- **Exercise input**

******

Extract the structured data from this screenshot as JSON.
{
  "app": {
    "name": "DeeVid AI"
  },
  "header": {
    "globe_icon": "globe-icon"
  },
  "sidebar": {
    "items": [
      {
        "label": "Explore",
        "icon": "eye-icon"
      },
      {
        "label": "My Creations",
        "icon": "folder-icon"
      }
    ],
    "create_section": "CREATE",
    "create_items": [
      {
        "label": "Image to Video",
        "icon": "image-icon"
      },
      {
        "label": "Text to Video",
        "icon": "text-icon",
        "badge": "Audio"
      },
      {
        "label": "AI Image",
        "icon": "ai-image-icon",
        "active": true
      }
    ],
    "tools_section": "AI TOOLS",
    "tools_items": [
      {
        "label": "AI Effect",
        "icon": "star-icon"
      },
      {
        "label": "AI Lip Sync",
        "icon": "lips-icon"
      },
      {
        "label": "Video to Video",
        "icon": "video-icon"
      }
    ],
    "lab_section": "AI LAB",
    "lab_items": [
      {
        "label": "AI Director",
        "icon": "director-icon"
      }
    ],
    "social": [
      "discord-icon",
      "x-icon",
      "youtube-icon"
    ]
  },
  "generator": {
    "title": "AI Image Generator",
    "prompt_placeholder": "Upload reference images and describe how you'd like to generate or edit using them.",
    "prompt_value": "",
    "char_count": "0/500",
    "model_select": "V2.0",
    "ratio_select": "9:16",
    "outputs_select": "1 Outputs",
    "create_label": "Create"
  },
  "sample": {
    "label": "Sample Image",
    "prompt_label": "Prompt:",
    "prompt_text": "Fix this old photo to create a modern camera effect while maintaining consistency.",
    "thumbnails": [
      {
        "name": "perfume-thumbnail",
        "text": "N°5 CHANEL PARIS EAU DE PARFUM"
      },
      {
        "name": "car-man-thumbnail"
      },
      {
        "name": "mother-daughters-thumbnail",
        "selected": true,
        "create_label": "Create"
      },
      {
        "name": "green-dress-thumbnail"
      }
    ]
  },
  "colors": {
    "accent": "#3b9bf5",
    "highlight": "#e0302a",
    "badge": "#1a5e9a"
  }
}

******

- **To be done**
Look over the material above and show each line where "name" appears.

- **Exercise solution**
    "name": "DeeVid AI"
        "name": "perfume-thumbnail",
        "name": "car-man-thumbnail"
        "name": "mother-daughters-thumbnail",
        "name": "green-dress-thumbnail"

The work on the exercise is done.